== WORK TO BE COMPLETED ==
Every record that follows must be duplicated exactly, with images left out.

- - - -

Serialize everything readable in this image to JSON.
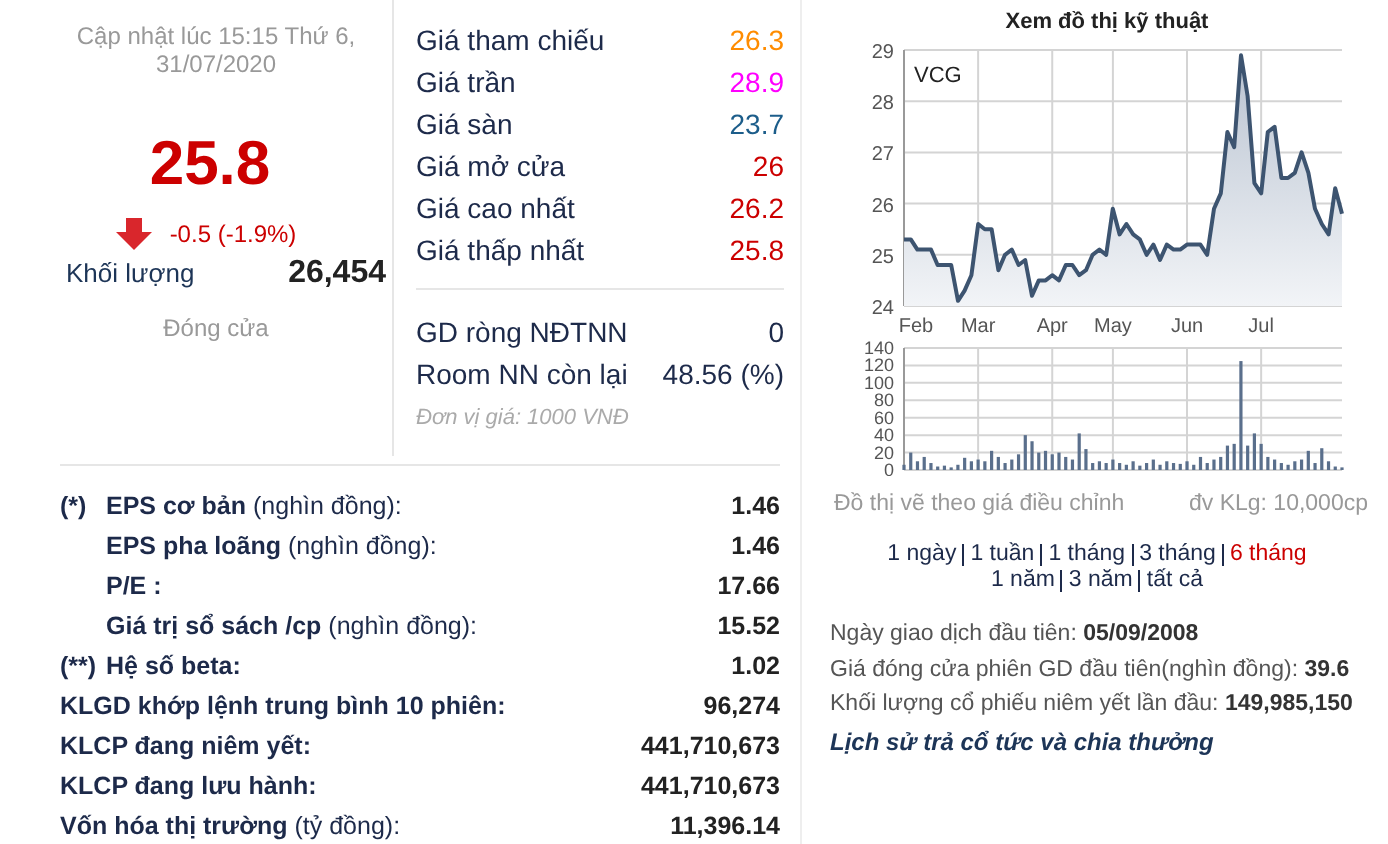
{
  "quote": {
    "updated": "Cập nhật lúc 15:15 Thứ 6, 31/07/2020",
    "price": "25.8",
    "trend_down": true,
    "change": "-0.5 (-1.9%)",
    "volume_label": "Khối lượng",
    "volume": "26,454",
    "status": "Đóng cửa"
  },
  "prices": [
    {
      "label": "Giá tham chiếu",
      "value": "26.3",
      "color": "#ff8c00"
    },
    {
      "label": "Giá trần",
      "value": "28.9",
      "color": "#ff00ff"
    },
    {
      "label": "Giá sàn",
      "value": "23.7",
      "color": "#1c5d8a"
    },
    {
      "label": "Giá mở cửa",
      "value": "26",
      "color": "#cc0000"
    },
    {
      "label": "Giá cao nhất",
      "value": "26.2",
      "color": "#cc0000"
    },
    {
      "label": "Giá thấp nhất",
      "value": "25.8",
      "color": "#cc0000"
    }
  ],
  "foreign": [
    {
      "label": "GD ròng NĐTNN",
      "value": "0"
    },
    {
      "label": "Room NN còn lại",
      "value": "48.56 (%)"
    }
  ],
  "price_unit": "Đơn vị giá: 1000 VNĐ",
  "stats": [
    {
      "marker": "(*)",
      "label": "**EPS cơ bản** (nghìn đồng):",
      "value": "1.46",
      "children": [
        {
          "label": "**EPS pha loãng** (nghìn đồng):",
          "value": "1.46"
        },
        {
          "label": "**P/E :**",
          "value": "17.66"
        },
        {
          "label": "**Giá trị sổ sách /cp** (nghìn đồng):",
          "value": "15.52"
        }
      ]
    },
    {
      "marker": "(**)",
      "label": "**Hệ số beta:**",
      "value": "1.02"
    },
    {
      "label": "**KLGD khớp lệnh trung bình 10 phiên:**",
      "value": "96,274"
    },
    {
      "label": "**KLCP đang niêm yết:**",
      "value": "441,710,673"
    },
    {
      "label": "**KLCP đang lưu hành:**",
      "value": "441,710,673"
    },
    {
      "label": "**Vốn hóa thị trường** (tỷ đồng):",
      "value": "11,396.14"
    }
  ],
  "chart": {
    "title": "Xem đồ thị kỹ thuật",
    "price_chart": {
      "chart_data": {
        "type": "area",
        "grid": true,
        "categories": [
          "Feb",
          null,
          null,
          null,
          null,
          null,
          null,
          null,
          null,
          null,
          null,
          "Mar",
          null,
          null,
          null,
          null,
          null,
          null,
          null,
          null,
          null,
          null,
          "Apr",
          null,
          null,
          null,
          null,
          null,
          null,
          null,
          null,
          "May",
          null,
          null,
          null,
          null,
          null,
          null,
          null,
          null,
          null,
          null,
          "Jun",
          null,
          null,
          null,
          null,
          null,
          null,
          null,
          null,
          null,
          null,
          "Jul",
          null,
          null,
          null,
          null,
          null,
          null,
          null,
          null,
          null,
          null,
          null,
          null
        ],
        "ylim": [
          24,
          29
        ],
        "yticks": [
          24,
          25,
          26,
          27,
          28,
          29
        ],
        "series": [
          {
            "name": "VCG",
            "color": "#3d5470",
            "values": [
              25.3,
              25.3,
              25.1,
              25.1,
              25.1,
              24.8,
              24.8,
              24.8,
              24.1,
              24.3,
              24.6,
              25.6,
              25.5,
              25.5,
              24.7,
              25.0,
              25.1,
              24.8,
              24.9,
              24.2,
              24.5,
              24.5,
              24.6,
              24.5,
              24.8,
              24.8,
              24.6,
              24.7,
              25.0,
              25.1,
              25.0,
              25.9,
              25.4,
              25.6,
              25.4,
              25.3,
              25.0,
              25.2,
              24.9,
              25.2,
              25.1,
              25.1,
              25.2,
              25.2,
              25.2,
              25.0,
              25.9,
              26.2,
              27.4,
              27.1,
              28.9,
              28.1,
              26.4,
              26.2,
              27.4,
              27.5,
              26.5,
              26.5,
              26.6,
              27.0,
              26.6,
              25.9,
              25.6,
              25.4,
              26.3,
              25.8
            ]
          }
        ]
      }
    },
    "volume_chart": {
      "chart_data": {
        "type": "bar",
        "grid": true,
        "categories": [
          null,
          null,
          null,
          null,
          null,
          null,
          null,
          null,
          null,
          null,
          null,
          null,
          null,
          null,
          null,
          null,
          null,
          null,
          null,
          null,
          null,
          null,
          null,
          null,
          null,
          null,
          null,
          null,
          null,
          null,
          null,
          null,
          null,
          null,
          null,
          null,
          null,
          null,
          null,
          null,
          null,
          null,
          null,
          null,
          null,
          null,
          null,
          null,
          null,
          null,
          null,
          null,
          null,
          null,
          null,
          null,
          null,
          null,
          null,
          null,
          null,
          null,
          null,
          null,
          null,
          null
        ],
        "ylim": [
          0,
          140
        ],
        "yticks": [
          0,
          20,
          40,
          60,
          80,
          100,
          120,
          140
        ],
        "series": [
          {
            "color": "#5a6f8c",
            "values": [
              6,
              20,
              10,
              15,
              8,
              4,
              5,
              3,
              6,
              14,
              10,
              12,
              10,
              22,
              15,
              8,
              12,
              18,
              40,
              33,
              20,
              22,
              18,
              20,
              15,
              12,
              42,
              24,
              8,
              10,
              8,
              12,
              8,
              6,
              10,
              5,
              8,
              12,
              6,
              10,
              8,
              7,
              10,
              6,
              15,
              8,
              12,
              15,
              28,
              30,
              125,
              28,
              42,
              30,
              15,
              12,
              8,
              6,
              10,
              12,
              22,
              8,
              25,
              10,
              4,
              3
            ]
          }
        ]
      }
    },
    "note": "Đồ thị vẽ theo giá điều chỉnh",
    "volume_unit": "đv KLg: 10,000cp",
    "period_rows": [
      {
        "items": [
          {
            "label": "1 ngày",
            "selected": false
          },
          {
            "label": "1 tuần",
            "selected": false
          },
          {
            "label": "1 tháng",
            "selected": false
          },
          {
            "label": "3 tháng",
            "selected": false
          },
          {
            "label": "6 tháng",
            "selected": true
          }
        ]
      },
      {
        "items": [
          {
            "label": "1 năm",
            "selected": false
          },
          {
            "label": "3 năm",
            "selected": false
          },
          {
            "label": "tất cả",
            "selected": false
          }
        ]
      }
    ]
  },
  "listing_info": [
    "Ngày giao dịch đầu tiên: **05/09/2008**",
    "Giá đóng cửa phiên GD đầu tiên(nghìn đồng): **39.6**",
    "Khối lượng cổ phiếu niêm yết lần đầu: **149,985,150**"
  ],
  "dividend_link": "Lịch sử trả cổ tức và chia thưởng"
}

- - - -

== OUTPUT FOR THIS TASK ==
Serialize everything readable in this image to JSON.
{
  "quote": {
    "updated": "Cập nhật lúc 15:15 Thứ 6, 31/07/2020",
    "price": "25.8",
    "trend_down": true,
    "change": "-0.5 (-1.9%)",
    "volume_label": "Khối lượng",
    "volume": "26,454",
    "status": "Đóng cửa"
  },
  "prices": [
    {
      "label": "Giá tham chiếu",
      "value": "26.3",
      "color": "#ff8c00"
    },
    {
      "label": "Giá trần",
      "value": "28.9",
      "color": "#ff00ff"
    },
    {
      "label": "Giá sàn",
      "value": "23.7",
      "color": "#1c5d8a"
    },
    {
      "label": "Giá mở cửa",
      "value": "26",
      "color": "#cc0000"
    },
    {
      "label": "Giá cao nhất",
      "value": "26.2",
      "color": "#cc0000"
    },
    {
      "label": "Giá thấp nhất",
      "value": "25.8",
      "color": "#cc0000"
    }
  ],
  "foreign": [
    {
      "label": "GD ròng NĐTNN",
      "value": "0"
    },
    {
      "label": "Room NN còn lại",
      "value": "48.56 (%)"
    }
  ],
  "price_unit": "Đơn vị giá: 1000 VNĐ",
  "stats": [
    {
      "marker": "(*)",
      "label": "**EPS cơ bản** (nghìn đồng):",
      "value": "1.46",
      "children": [
        {
          "label": "**EPS pha loãng** (nghìn đồng):",
          "value": "1.46"
        },
        {
          "label": "**P/E :**",
          "value": "17.66"
        },
        {
          "label": "**Giá trị sổ sách /cp** (nghìn đồng):",
          "value": "15.52"
        }
      ]
    },
    {
      "marker": "(**)",
      "label": "**Hệ số beta:**",
      "value": "1.02"
    },
    {
      "label": "**KLGD khớp lệnh trung bình 10 phiên:**",
      "value": "96,274"
    },
    {
      "label": "**KLCP đang niêm yết:**",
      "value": "441,710,673"
    },
    {
      "label": "**KLCP đang lưu hành:**",
      "value": "441,710,673"
    },
    {
      "label": "**Vốn hóa thị trường** (tỷ đồng):",
      "value": "11,396.14"
    }
  ],
  "chart": {
    "title": "Xem đồ thị kỹ thuật",
    "price_chart": {
      "chart_data": {
        "type": "area",
        "grid": true,
        "categories": [
          "Feb",
          null,
          null,
          null,
          null,
          null,
          null,
          null,
          null,
          null,
          null,
          "Mar",
          null,
          null,
          null,
          null,
          null,
          null,
          null,
          null,
          null,
          null,
          "Apr",
          null,
          null,
          null,
          null,
          null,
          null,
          null,
          null,
          "May",
          null,
          null,
          null,
          null,
          null,
          null,
          null,
          null,
          null,
          null,
          "Jun",
          null,
          null,
          null,
          null,
          null,
          null,
          null,
          null,
          null,
          null,
          "Jul",
          null,
          null,
          null,
          null,
          null,
          null,
          null,
          null,
          null,
          null,
          null,
          null
        ],
        "ylim": [
          24,
          29
        ],
        "yticks": [
          24,
          25,
          26,
          27,
          28,
          29
        ],
        "series": [
          {
            "name": "VCG",
            "color": "#3d5470",
            "values": [
              25.3,
              25.3,
              25.1,
              25.1,
              25.1,
              24.8,
              24.8,
              24.8,
              24.1,
              24.3,
              24.6,
              25.6,
              25.5,
              25.5,
              24.7,
              25.0,
              25.1,
              24.8,
              24.9,
              24.2,
              24.5,
              24.5,
              24.6,
              24.5,
              24.8,
              24.8,
              24.6,
              24.7,
              25.0,
              25.1,
              25.0,
              25.9,
              25.4,
              25.6,
              25.4,
              25.3,
              25.0,
              25.2,
              24.9,
              25.2,
              25.1,
              25.1,
              25.2,
              25.2,
              25.2,
              25.0,
              25.9,
              26.2,
              27.4,
              27.1,
              28.9,
              28.1,
              26.4,
              26.2,
              27.4,
              27.5,
              26.5,
              26.5,
              26.6,
              27.0,
              26.6,
              25.9,
              25.6,
              25.4,
              26.3,
              25.8
            ]
          }
        ]
      }
    },
    "volume_chart": {
      "chart_data": {
        "type": "bar",
        "grid": true,
        "categories": [
          null,
          null,
          null,
          null,
          null,
          null,
          null,
          null,
          null,
          null,
          null,
          null,
          null,
          null,
          null,
          null,
          null,
          null,
          null,
          null,
          null,
          null,
          null,
          null,
          null,
          null,
          null,
          null,
          null,
          null,
          null,
          null,
          null,
          null,
          null,
          null,
          null,
          null,
          null,
          null,
          null,
          null,
          null,
          null,
          null,
          null,
          null,
          null,
          null,
          null,
          null,
          null,
          null,
          null,
          null,
          null,
          null,
          null,
          null,
          null,
          null,
          null,
          null,
          null,
          null,
          null
        ],
        "ylim": [
          0,
          140
        ],
        "yticks": [
          0,
          20,
          40,
          60,
          80,
          100,
          120,
          140
        ],
        "series": [
          {
            "color": "#5a6f8c",
            "values": [
              6,
              20,
              10,
              15,
              8,
              4,
              5,
              3,
              6,
              14,
              10,
              12,
              10,
              22,
              15,
              8,
              12,
              18,
              40,
              33,
              20,
              22,
              18,
              20,
              15,
              12,
              42,
              24,
              8,
              10,
              8,
              12,
              8,
              6,
              10,
              5,
              8,
              12,
              6,
              10,
              8,
              7,
              10,
              6,
              15,
              8,
              12,
              15,
              28,
              30,
              125,
              28,
              42,
              30,
              15,
              12,
              8,
              6,
              10,
              12,
              22,
              8,
              25,
              10,
              4,
              3
            ]
          }
        ]
      }
    },
    "note": "Đồ thị vẽ theo giá điều chỉnh",
    "volume_unit": "đv KLg: 10,000cp",
    "period_rows": [
      {
        "items": [
          {
            "label": "1 ngày",
            "selected": false
          },
          {
            "label": "1 tuần",
            "selected": false
          },
          {
            "label": "1 tháng",
            "selected": false
          },
          {
            "label": "3 tháng",
            "selected": false
          },
          {
            "label": "6 tháng",
            "selected": true
          }
        ]
      },
      {
        "items": [
          {
            "label": "1 năm",
            "selected": false
          },
          {
            "label": "3 năm",
            "selected": false
          },
          {
            "label": "tất cả",
            "selected": false
          }
        ]
      }
    ]
  },
  "listing_info": [
    "Ngày giao dịch đầu tiên: **05/09/2008**",
    "Giá đóng cửa phiên GD đầu tiên(nghìn đồng): **39.6**",
    "Khối lượng cổ phiếu niêm yết lần đầu: **149,985,150**"
  ],
  "dividend_link": "Lịch sử trả cổ tức và chia thưởng"
}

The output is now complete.